## Instructions for the task
Skip any picture you find and retype all the remaining lines exactly.

[Dataset rows about figures]
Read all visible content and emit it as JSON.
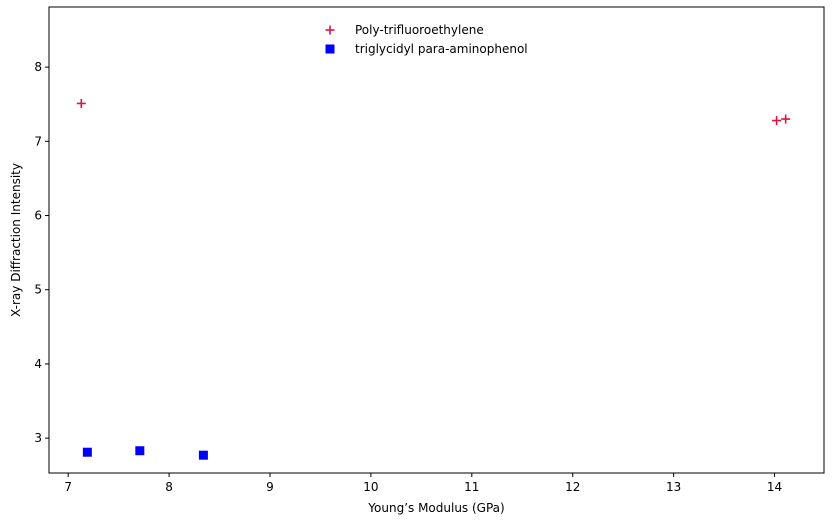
{
  "chart_data": {
    "type": "scatter",
    "title": "",
    "xlabel": "Young’s Modulus (GPa)",
    "ylabel": "X-ray Diffraction Intensity",
    "xlim": [
      6.81,
      14.49
    ],
    "ylim": [
      2.53,
      8.81
    ],
    "xticks": [
      7,
      8,
      9,
      10,
      11,
      12,
      13,
      14
    ],
    "yticks": [
      3,
      4,
      5,
      6,
      7,
      8
    ],
    "grid": false,
    "legend_position": "top-center",
    "series": [
      {
        "name": "Poly-trifluoroethylene",
        "marker": "plus",
        "color": "#dc143c",
        "points": [
          {
            "x": 7.13,
            "y": 7.51
          },
          {
            "x": 14.02,
            "y": 7.28
          },
          {
            "x": 14.11,
            "y": 7.3
          }
        ]
      },
      {
        "name": "triglycidyl para-aminophenol",
        "marker": "square",
        "color": "#0000ff",
        "points": [
          {
            "x": 7.19,
            "y": 2.81
          },
          {
            "x": 7.71,
            "y": 2.83
          },
          {
            "x": 8.34,
            "y": 2.77
          }
        ]
      }
    ]
  }
}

## Result of this exercise
Read all visible content and emit it as JSON.
{
  "chart_data": {
    "type": "scatter",
    "title": "",
    "xlabel": "Young’s Modulus (GPa)",
    "ylabel": "X-ray Diffraction Intensity",
    "xlim": [
      6.81,
      14.49
    ],
    "ylim": [
      2.53,
      8.81
    ],
    "xticks": [
      7,
      8,
      9,
      10,
      11,
      12,
      13,
      14
    ],
    "yticks": [
      3,
      4,
      5,
      6,
      7,
      8
    ],
    "grid": false,
    "legend_position": "top-center",
    "series": [
      {
        "name": "Poly-trifluoroethylene",
        "marker": "plus",
        "color": "#dc143c",
        "points": [
          {
            "x": 7.13,
            "y": 7.51
          },
          {
            "x": 14.02,
            "y": 7.28
          },
          {
            "x": 14.11,
            "y": 7.3
          }
        ]
      },
      {
        "name": "triglycidyl para-aminophenol",
        "marker": "square",
        "color": "#0000ff",
        "points": [
          {
            "x": 7.19,
            "y": 2.81
          },
          {
            "x": 7.71,
            "y": 2.83
          },
          {
            "x": 8.34,
            "y": 2.77
          }
        ]
      }
    ]
  }
}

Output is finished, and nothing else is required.